=== GIVEN EXERCISE ===
Tally up the lines where the string "Automatic" appears; reply with the number only.

Lines of data:
[Start]

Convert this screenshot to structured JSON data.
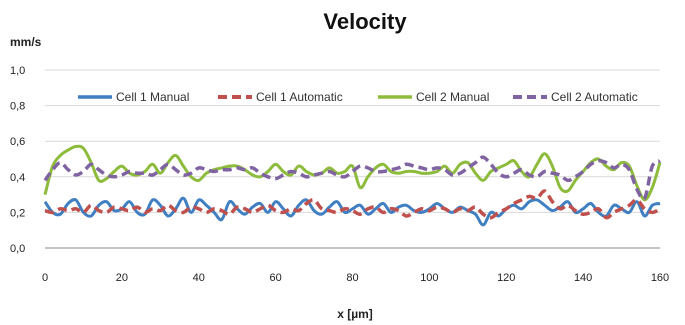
{
  "chart_data": {
    "type": "line",
    "title": "Velocity",
    "ylabel": "mm/s",
    "xlabel": "x [µm]",
    "xlim": [
      0,
      160
    ],
    "ylim": [
      0,
      1.0
    ],
    "xticks": [
      0,
      20,
      40,
      60,
      80,
      100,
      120,
      140,
      160
    ],
    "xtick_labels": [
      "0",
      "20",
      "40",
      "60",
      "80",
      "100",
      "120",
      "140",
      "160"
    ],
    "yticks": [
      0,
      0.2,
      0.4,
      0.6,
      0.8,
      1.0
    ],
    "ytick_labels": [
      "0,0",
      "0,2",
      "0,4",
      "0,6",
      "0,8",
      "1,0"
    ],
    "grid": "horizontal",
    "legend_position": "top",
    "series": [
      {
        "name": "Cell 1 Manual",
        "color": "#3f7fc2",
        "dash": "solid",
        "x": [
          0,
          2,
          4,
          6,
          8,
          10,
          12,
          14,
          16,
          18,
          20,
          22,
          24,
          26,
          28,
          30,
          32,
          34,
          36,
          38,
          40,
          42,
          44,
          46,
          48,
          50,
          52,
          54,
          56,
          58,
          60,
          62,
          64,
          66,
          68,
          70,
          72,
          74,
          76,
          78,
          80,
          82,
          84,
          86,
          88,
          90,
          92,
          94,
          96,
          98,
          100,
          102,
          104,
          106,
          108,
          110,
          112,
          114,
          116,
          118,
          120,
          122,
          124,
          126,
          128,
          130,
          132,
          134,
          136,
          138,
          140,
          142,
          144,
          146,
          148,
          150,
          152,
          154,
          156,
          158,
          160
        ],
        "y": [
          0.26,
          0.2,
          0.19,
          0.25,
          0.27,
          0.2,
          0.18,
          0.24,
          0.26,
          0.21,
          0.22,
          0.26,
          0.2,
          0.19,
          0.27,
          0.24,
          0.18,
          0.22,
          0.28,
          0.2,
          0.27,
          0.24,
          0.2,
          0.16,
          0.26,
          0.22,
          0.19,
          0.23,
          0.25,
          0.2,
          0.26,
          0.22,
          0.18,
          0.24,
          0.27,
          0.21,
          0.19,
          0.23,
          0.26,
          0.2,
          0.22,
          0.24,
          0.19,
          0.22,
          0.25,
          0.2,
          0.23,
          0.24,
          0.21,
          0.2,
          0.22,
          0.25,
          0.22,
          0.2,
          0.23,
          0.21,
          0.19,
          0.13,
          0.2,
          0.18,
          0.22,
          0.24,
          0.22,
          0.26,
          0.27,
          0.24,
          0.21,
          0.23,
          0.26,
          0.2,
          0.22,
          0.25,
          0.2,
          0.18,
          0.24,
          0.22,
          0.2,
          0.26,
          0.18,
          0.24,
          0.25
        ]
      },
      {
        "name": "Cell 1 Automatic",
        "color": "#c0504d",
        "dash": "dashed",
        "x": [
          0,
          2,
          4,
          6,
          8,
          10,
          12,
          14,
          16,
          18,
          20,
          22,
          24,
          26,
          28,
          30,
          32,
          34,
          36,
          38,
          40,
          42,
          44,
          46,
          48,
          50,
          52,
          54,
          56,
          58,
          60,
          62,
          64,
          66,
          68,
          70,
          72,
          74,
          76,
          78,
          80,
          82,
          84,
          86,
          88,
          90,
          92,
          94,
          96,
          98,
          100,
          102,
          104,
          106,
          108,
          110,
          112,
          114,
          116,
          118,
          120,
          122,
          124,
          126,
          128,
          130,
          132,
          134,
          136,
          138,
          140,
          142,
          144,
          146,
          148,
          150,
          152,
          154,
          156,
          158,
          160
        ],
        "y": [
          0.21,
          0.2,
          0.22,
          0.21,
          0.22,
          0.2,
          0.24,
          0.21,
          0.2,
          0.23,
          0.22,
          0.21,
          0.23,
          0.2,
          0.22,
          0.21,
          0.24,
          0.21,
          0.2,
          0.23,
          0.22,
          0.2,
          0.22,
          0.21,
          0.19,
          0.23,
          0.22,
          0.2,
          0.22,
          0.24,
          0.21,
          0.2,
          0.22,
          0.21,
          0.25,
          0.27,
          0.22,
          0.21,
          0.2,
          0.22,
          0.21,
          0.19,
          0.22,
          0.23,
          0.2,
          0.22,
          0.21,
          0.18,
          0.2,
          0.22,
          0.21,
          0.23,
          0.22,
          0.2,
          0.22,
          0.21,
          0.23,
          0.19,
          0.17,
          0.2,
          0.22,
          0.25,
          0.27,
          0.29,
          0.28,
          0.32,
          0.26,
          0.22,
          0.24,
          0.21,
          0.19,
          0.2,
          0.22,
          0.17,
          0.2,
          0.22,
          0.24,
          0.27,
          0.22,
          0.2,
          0.22
        ]
      },
      {
        "name": "Cell 2 Manual",
        "color": "#8dbb3c",
        "dash": "solid",
        "x": [
          0,
          2,
          4,
          6,
          8,
          10,
          12,
          14,
          16,
          18,
          20,
          22,
          24,
          26,
          28,
          30,
          32,
          34,
          36,
          38,
          40,
          42,
          44,
          46,
          48,
          50,
          52,
          54,
          56,
          58,
          60,
          62,
          64,
          66,
          68,
          70,
          72,
          74,
          76,
          78,
          80,
          82,
          84,
          86,
          88,
          90,
          92,
          94,
          96,
          98,
          100,
          102,
          104,
          106,
          108,
          110,
          112,
          114,
          116,
          118,
          120,
          122,
          124,
          126,
          128,
          130,
          132,
          134,
          136,
          138,
          140,
          142,
          144,
          146,
          148,
          150,
          152,
          154,
          156,
          158,
          160
        ],
        "y": [
          0.3,
          0.46,
          0.52,
          0.55,
          0.57,
          0.56,
          0.48,
          0.38,
          0.39,
          0.43,
          0.46,
          0.42,
          0.41,
          0.43,
          0.47,
          0.42,
          0.48,
          0.52,
          0.46,
          0.4,
          0.38,
          0.42,
          0.44,
          0.45,
          0.46,
          0.46,
          0.44,
          0.41,
          0.4,
          0.43,
          0.47,
          0.43,
          0.41,
          0.46,
          0.43,
          0.41,
          0.42,
          0.45,
          0.42,
          0.43,
          0.46,
          0.34,
          0.4,
          0.45,
          0.47,
          0.43,
          0.42,
          0.43,
          0.43,
          0.42,
          0.42,
          0.43,
          0.46,
          0.42,
          0.47,
          0.48,
          0.42,
          0.38,
          0.43,
          0.45,
          0.47,
          0.49,
          0.43,
          0.4,
          0.47,
          0.53,
          0.46,
          0.34,
          0.32,
          0.38,
          0.43,
          0.48,
          0.5,
          0.46,
          0.44,
          0.48,
          0.46,
          0.35,
          0.27,
          0.34,
          0.48
        ]
      },
      {
        "name": "Cell 2 Automatic",
        "color": "#8064a2",
        "dash": "dashed",
        "x": [
          0,
          2,
          4,
          6,
          8,
          10,
          12,
          14,
          16,
          18,
          20,
          22,
          24,
          26,
          28,
          30,
          32,
          34,
          36,
          38,
          40,
          42,
          44,
          46,
          48,
          50,
          52,
          54,
          56,
          58,
          60,
          62,
          64,
          66,
          68,
          70,
          72,
          74,
          76,
          78,
          80,
          82,
          84,
          86,
          88,
          90,
          92,
          94,
          96,
          98,
          100,
          102,
          104,
          106,
          108,
          110,
          112,
          114,
          116,
          118,
          120,
          122,
          124,
          126,
          128,
          130,
          132,
          134,
          136,
          138,
          140,
          142,
          144,
          146,
          148,
          150,
          152,
          154,
          156,
          158,
          160
        ],
        "y": [
          0.38,
          0.44,
          0.48,
          0.44,
          0.41,
          0.43,
          0.47,
          0.44,
          0.41,
          0.4,
          0.41,
          0.43,
          0.42,
          0.42,
          0.41,
          0.44,
          0.47,
          0.44,
          0.41,
          0.42,
          0.45,
          0.44,
          0.43,
          0.44,
          0.44,
          0.45,
          0.44,
          0.45,
          0.42,
          0.4,
          0.39,
          0.41,
          0.43,
          0.42,
          0.4,
          0.41,
          0.42,
          0.43,
          0.41,
          0.4,
          0.43,
          0.46,
          0.45,
          0.43,
          0.43,
          0.44,
          0.45,
          0.47,
          0.46,
          0.45,
          0.44,
          0.45,
          0.44,
          0.41,
          0.42,
          0.45,
          0.48,
          0.51,
          0.47,
          0.42,
          0.4,
          0.42,
          0.44,
          0.41,
          0.4,
          0.43,
          0.42,
          0.41,
          0.38,
          0.4,
          0.43,
          0.47,
          0.49,
          0.48,
          0.45,
          0.47,
          0.44,
          0.33,
          0.28,
          0.46,
          0.49
        ]
      }
    ]
  }
}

[End]

=== EXERCISE SOLUTION ===
2